**EXERCISE DETAILS:** Restate the data below word for word. Skip any images it contains.

**RECORDS FOR THE EXERCISE:**
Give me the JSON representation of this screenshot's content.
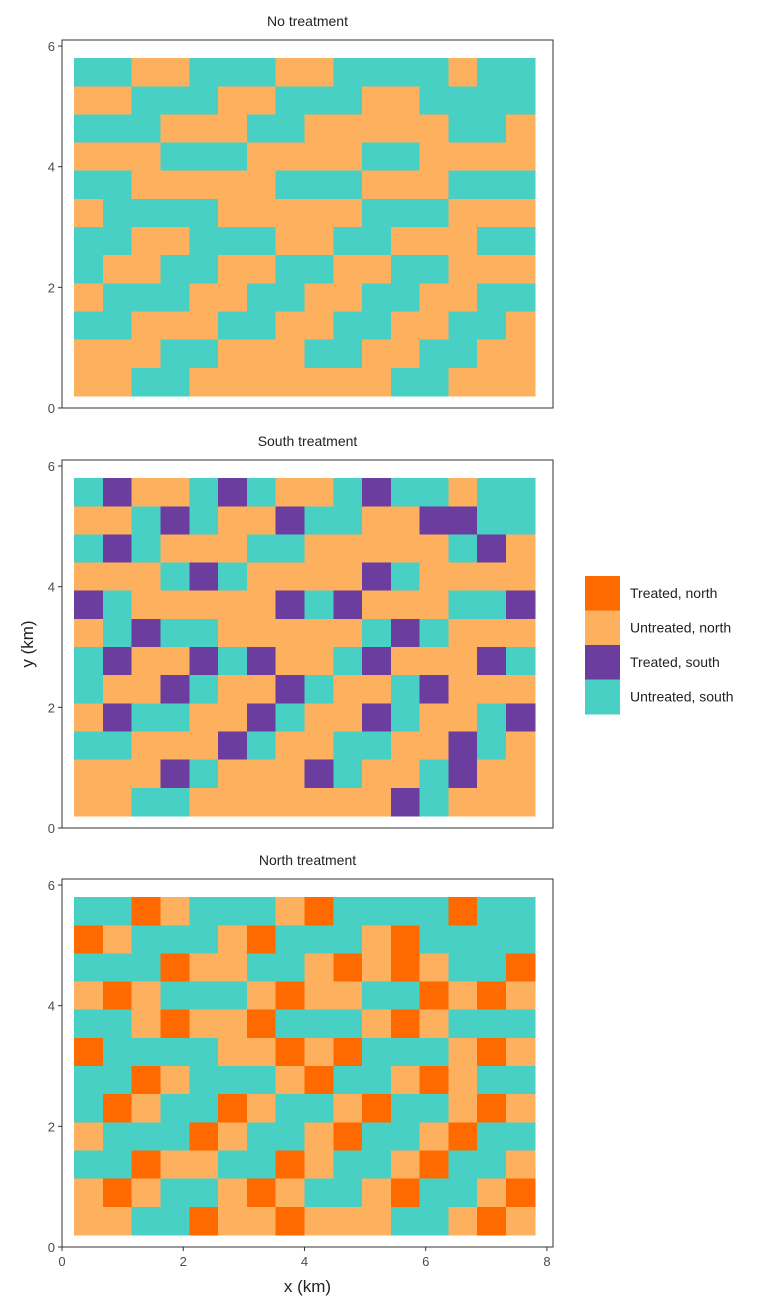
{
  "chart_data": [
    {
      "type": "raster",
      "title": "No treatment",
      "xlim": [
        0,
        8.1
      ],
      "ylim": [
        0,
        6.1
      ],
      "yticks": [
        0,
        2,
        4,
        6
      ],
      "extent_x": [
        0.2,
        7.8
      ],
      "extent_y": [
        0.2,
        5.8
      ],
      "z": [
        [
          3,
          3,
          1,
          1,
          3,
          3,
          3,
          1,
          1,
          3,
          3,
          3,
          3,
          1,
          3,
          3
        ],
        [
          1,
          1,
          3,
          3,
          3,
          1,
          1,
          3,
          3,
          3,
          1,
          1,
          3,
          3,
          3,
          3
        ],
        [
          3,
          3,
          3,
          1,
          1,
          1,
          3,
          3,
          1,
          1,
          1,
          1,
          1,
          3,
          3,
          1
        ],
        [
          1,
          1,
          1,
          3,
          3,
          3,
          1,
          1,
          1,
          1,
          3,
          3,
          1,
          1,
          1,
          1
        ],
        [
          3,
          3,
          1,
          1,
          1,
          1,
          1,
          3,
          3,
          3,
          1,
          1,
          1,
          3,
          3,
          3
        ],
        [
          1,
          3,
          3,
          3,
          3,
          1,
          1,
          1,
          1,
          1,
          3,
          3,
          3,
          1,
          1,
          1
        ],
        [
          3,
          3,
          1,
          1,
          3,
          3,
          3,
          1,
          1,
          3,
          3,
          1,
          1,
          1,
          3,
          3
        ],
        [
          3,
          1,
          1,
          3,
          3,
          1,
          1,
          3,
          3,
          1,
          1,
          3,
          3,
          1,
          1,
          1
        ],
        [
          1,
          3,
          3,
          3,
          1,
          1,
          3,
          3,
          1,
          1,
          3,
          3,
          1,
          1,
          3,
          3
        ],
        [
          3,
          3,
          1,
          1,
          1,
          3,
          3,
          1,
          1,
          3,
          3,
          1,
          1,
          3,
          3,
          1
        ],
        [
          1,
          1,
          1,
          3,
          3,
          1,
          1,
          1,
          3,
          3,
          1,
          1,
          3,
          3,
          1,
          1
        ],
        [
          1,
          1,
          3,
          3,
          1,
          1,
          1,
          1,
          1,
          1,
          1,
          3,
          3,
          1,
          1,
          1
        ]
      ]
    },
    {
      "type": "raster",
      "title": "South treatment",
      "xlim": [
        0,
        8.1
      ],
      "ylim": [
        0,
        6.1
      ],
      "yticks": [
        0,
        2,
        4,
        6
      ],
      "extent_x": [
        0.2,
        7.8
      ],
      "extent_y": [
        0.2,
        5.8
      ],
      "ylabel": "y (km)",
      "legend": {
        "labels": [
          "Treated, north",
          "Untreated, north",
          "Treated, south",
          "Untreated, south"
        ],
        "colors": [
          "#ff6a00",
          "#fdb05e",
          "#6a3d9f",
          "#48d0c4"
        ]
      },
      "z": [
        [
          3,
          2,
          1,
          1,
          3,
          2,
          3,
          1,
          1,
          3,
          2,
          3,
          3,
          1,
          3,
          3
        ],
        [
          1,
          1,
          3,
          2,
          3,
          1,
          1,
          2,
          3,
          3,
          1,
          1,
          2,
          2,
          3,
          3
        ],
        [
          3,
          2,
          3,
          1,
          1,
          1,
          3,
          3,
          1,
          1,
          1,
          1,
          1,
          3,
          2,
          1
        ],
        [
          1,
          1,
          1,
          3,
          2,
          3,
          1,
          1,
          1,
          1,
          2,
          3,
          1,
          1,
          1,
          1
        ],
        [
          2,
          3,
          1,
          1,
          1,
          1,
          1,
          2,
          3,
          2,
          1,
          1,
          1,
          3,
          3,
          2
        ],
        [
          1,
          3,
          2,
          3,
          3,
          1,
          1,
          1,
          1,
          1,
          3,
          2,
          3,
          1,
          1,
          1
        ],
        [
          3,
          2,
          1,
          1,
          2,
          3,
          2,
          1,
          1,
          3,
          2,
          1,
          1,
          1,
          2,
          3
        ],
        [
          3,
          1,
          1,
          2,
          3,
          1,
          1,
          2,
          3,
          1,
          1,
          3,
          2,
          1,
          1,
          1
        ],
        [
          1,
          2,
          3,
          3,
          1,
          1,
          2,
          3,
          1,
          1,
          2,
          3,
          1,
          1,
          3,
          2
        ],
        [
          3,
          3,
          1,
          1,
          1,
          2,
          3,
          1,
          1,
          3,
          3,
          1,
          1,
          2,
          3,
          1
        ],
        [
          1,
          1,
          1,
          2,
          3,
          1,
          1,
          1,
          2,
          3,
          1,
          1,
          3,
          2,
          1,
          1
        ],
        [
          1,
          1,
          3,
          3,
          1,
          1,
          1,
          1,
          1,
          1,
          1,
          2,
          3,
          1,
          1,
          1
        ]
      ]
    },
    {
      "type": "raster",
      "title": "North treatment",
      "xlim": [
        0,
        8.1
      ],
      "ylim": [
        0,
        6.1
      ],
      "yticks": [
        0,
        2,
        4,
        6
      ],
      "xticks": [
        0,
        2,
        4,
        6,
        8
      ],
      "xlabel": "x (km)",
      "extent_x": [
        0.2,
        7.8
      ],
      "extent_y": [
        0.2,
        5.8
      ],
      "z": [
        [
          3,
          3,
          0,
          1,
          3,
          3,
          3,
          1,
          0,
          3,
          3,
          3,
          3,
          0,
          3,
          3
        ],
        [
          0,
          1,
          3,
          3,
          3,
          1,
          0,
          3,
          3,
          3,
          1,
          0,
          3,
          3,
          3,
          3
        ],
        [
          3,
          3,
          3,
          0,
          1,
          1,
          3,
          3,
          1,
          0,
          1,
          0,
          1,
          3,
          3,
          0
        ],
        [
          1,
          0,
          1,
          3,
          3,
          3,
          1,
          0,
          1,
          1,
          3,
          3,
          0,
          1,
          0,
          1
        ],
        [
          3,
          3,
          1,
          0,
          1,
          1,
          0,
          3,
          3,
          3,
          1,
          0,
          1,
          3,
          3,
          3
        ],
        [
          0,
          3,
          3,
          3,
          3,
          1,
          1,
          0,
          1,
          0,
          3,
          3,
          3,
          1,
          0,
          1
        ],
        [
          3,
          3,
          0,
          1,
          3,
          3,
          3,
          1,
          0,
          3,
          3,
          1,
          0,
          1,
          3,
          3
        ],
        [
          3,
          0,
          1,
          3,
          3,
          0,
          1,
          3,
          3,
          1,
          0,
          3,
          3,
          1,
          0,
          1
        ],
        [
          1,
          3,
          3,
          3,
          0,
          1,
          3,
          3,
          1,
          0,
          3,
          3,
          1,
          0,
          3,
          3
        ],
        [
          3,
          3,
          0,
          1,
          1,
          3,
          3,
          0,
          1,
          3,
          3,
          1,
          0,
          3,
          3,
          1
        ],
        [
          1,
          0,
          1,
          3,
          3,
          1,
          0,
          1,
          3,
          3,
          1,
          0,
          3,
          3,
          1,
          0
        ],
        [
          1,
          1,
          3,
          3,
          0,
          1,
          1,
          0,
          1,
          1,
          1,
          3,
          3,
          1,
          0,
          1
        ]
      ]
    }
  ]
}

**RESULT FOR THIS TASK:**
Give me the JSON representation of this screenshot's content.
{
  "chart_data": [
    {
      "type": "raster",
      "title": "No treatment",
      "xlim": [
        0,
        8.1
      ],
      "ylim": [
        0,
        6.1
      ],
      "yticks": [
        0,
        2,
        4,
        6
      ],
      "extent_x": [
        0.2,
        7.8
      ],
      "extent_y": [
        0.2,
        5.8
      ],
      "z": [
        [
          3,
          3,
          1,
          1,
          3,
          3,
          3,
          1,
          1,
          3,
          3,
          3,
          3,
          1,
          3,
          3
        ],
        [
          1,
          1,
          3,
          3,
          3,
          1,
          1,
          3,
          3,
          3,
          1,
          1,
          3,
          3,
          3,
          3
        ],
        [
          3,
          3,
          3,
          1,
          1,
          1,
          3,
          3,
          1,
          1,
          1,
          1,
          1,
          3,
          3,
          1
        ],
        [
          1,
          1,
          1,
          3,
          3,
          3,
          1,
          1,
          1,
          1,
          3,
          3,
          1,
          1,
          1,
          1
        ],
        [
          3,
          3,
          1,
          1,
          1,
          1,
          1,
          3,
          3,
          3,
          1,
          1,
          1,
          3,
          3,
          3
        ],
        [
          1,
          3,
          3,
          3,
          3,
          1,
          1,
          1,
          1,
          1,
          3,
          3,
          3,
          1,
          1,
          1
        ],
        [
          3,
          3,
          1,
          1,
          3,
          3,
          3,
          1,
          1,
          3,
          3,
          1,
          1,
          1,
          3,
          3
        ],
        [
          3,
          1,
          1,
          3,
          3,
          1,
          1,
          3,
          3,
          1,
          1,
          3,
          3,
          1,
          1,
          1
        ],
        [
          1,
          3,
          3,
          3,
          1,
          1,
          3,
          3,
          1,
          1,
          3,
          3,
          1,
          1,
          3,
          3
        ],
        [
          3,
          3,
          1,
          1,
          1,
          3,
          3,
          1,
          1,
          3,
          3,
          1,
          1,
          3,
          3,
          1
        ],
        [
          1,
          1,
          1,
          3,
          3,
          1,
          1,
          1,
          3,
          3,
          1,
          1,
          3,
          3,
          1,
          1
        ],
        [
          1,
          1,
          3,
          3,
          1,
          1,
          1,
          1,
          1,
          1,
          1,
          3,
          3,
          1,
          1,
          1
        ]
      ]
    },
    {
      "type": "raster",
      "title": "South treatment",
      "xlim": [
        0,
        8.1
      ],
      "ylim": [
        0,
        6.1
      ],
      "yticks": [
        0,
        2,
        4,
        6
      ],
      "extent_x": [
        0.2,
        7.8
      ],
      "extent_y": [
        0.2,
        5.8
      ],
      "ylabel": "y (km)",
      "legend": {
        "labels": [
          "Treated, north",
          "Untreated, north",
          "Treated, south",
          "Untreated, south"
        ],
        "colors": [
          "#ff6a00",
          "#fdb05e",
          "#6a3d9f",
          "#48d0c4"
        ]
      },
      "z": [
        [
          3,
          2,
          1,
          1,
          3,
          2,
          3,
          1,
          1,
          3,
          2,
          3,
          3,
          1,
          3,
          3
        ],
        [
          1,
          1,
          3,
          2,
          3,
          1,
          1,
          2,
          3,
          3,
          1,
          1,
          2,
          2,
          3,
          3
        ],
        [
          3,
          2,
          3,
          1,
          1,
          1,
          3,
          3,
          1,
          1,
          1,
          1,
          1,
          3,
          2,
          1
        ],
        [
          1,
          1,
          1,
          3,
          2,
          3,
          1,
          1,
          1,
          1,
          2,
          3,
          1,
          1,
          1,
          1
        ],
        [
          2,
          3,
          1,
          1,
          1,
          1,
          1,
          2,
          3,
          2,
          1,
          1,
          1,
          3,
          3,
          2
        ],
        [
          1,
          3,
          2,
          3,
          3,
          1,
          1,
          1,
          1,
          1,
          3,
          2,
          3,
          1,
          1,
          1
        ],
        [
          3,
          2,
          1,
          1,
          2,
          3,
          2,
          1,
          1,
          3,
          2,
          1,
          1,
          1,
          2,
          3
        ],
        [
          3,
          1,
          1,
          2,
          3,
          1,
          1,
          2,
          3,
          1,
          1,
          3,
          2,
          1,
          1,
          1
        ],
        [
          1,
          2,
          3,
          3,
          1,
          1,
          2,
          3,
          1,
          1,
          2,
          3,
          1,
          1,
          3,
          2
        ],
        [
          3,
          3,
          1,
          1,
          1,
          2,
          3,
          1,
          1,
          3,
          3,
          1,
          1,
          2,
          3,
          1
        ],
        [
          1,
          1,
          1,
          2,
          3,
          1,
          1,
          1,
          2,
          3,
          1,
          1,
          3,
          2,
          1,
          1
        ],
        [
          1,
          1,
          3,
          3,
          1,
          1,
          1,
          1,
          1,
          1,
          1,
          2,
          3,
          1,
          1,
          1
        ]
      ]
    },
    {
      "type": "raster",
      "title": "North treatment",
      "xlim": [
        0,
        8.1
      ],
      "ylim": [
        0,
        6.1
      ],
      "yticks": [
        0,
        2,
        4,
        6
      ],
      "xticks": [
        0,
        2,
        4,
        6,
        8
      ],
      "xlabel": "x (km)",
      "extent_x": [
        0.2,
        7.8
      ],
      "extent_y": [
        0.2,
        5.8
      ],
      "z": [
        [
          3,
          3,
          0,
          1,
          3,
          3,
          3,
          1,
          0,
          3,
          3,
          3,
          3,
          0,
          3,
          3
        ],
        [
          0,
          1,
          3,
          3,
          3,
          1,
          0,
          3,
          3,
          3,
          1,
          0,
          3,
          3,
          3,
          3
        ],
        [
          3,
          3,
          3,
          0,
          1,
          1,
          3,
          3,
          1,
          0,
          1,
          0,
          1,
          3,
          3,
          0
        ],
        [
          1,
          0,
          1,
          3,
          3,
          3,
          1,
          0,
          1,
          1,
          3,
          3,
          0,
          1,
          0,
          1
        ],
        [
          3,
          3,
          1,
          0,
          1,
          1,
          0,
          3,
          3,
          3,
          1,
          0,
          1,
          3,
          3,
          3
        ],
        [
          0,
          3,
          3,
          3,
          3,
          1,
          1,
          0,
          1,
          0,
          3,
          3,
          3,
          1,
          0,
          1
        ],
        [
          3,
          3,
          0,
          1,
          3,
          3,
          3,
          1,
          0,
          3,
          3,
          1,
          0,
          1,
          3,
          3
        ],
        [
          3,
          0,
          1,
          3,
          3,
          0,
          1,
          3,
          3,
          1,
          0,
          3,
          3,
          1,
          0,
          1
        ],
        [
          1,
          3,
          3,
          3,
          0,
          1,
          3,
          3,
          1,
          0,
          3,
          3,
          1,
          0,
          3,
          3
        ],
        [
          3,
          3,
          0,
          1,
          1,
          3,
          3,
          0,
          1,
          3,
          3,
          1,
          0,
          3,
          3,
          1
        ],
        [
          1,
          0,
          1,
          3,
          3,
          1,
          0,
          1,
          3,
          3,
          1,
          0,
          3,
          3,
          1,
          0
        ],
        [
          1,
          1,
          3,
          3,
          0,
          1,
          1,
          0,
          1,
          1,
          1,
          3,
          3,
          1,
          0,
          1
        ]
      ]
    }
  ]
}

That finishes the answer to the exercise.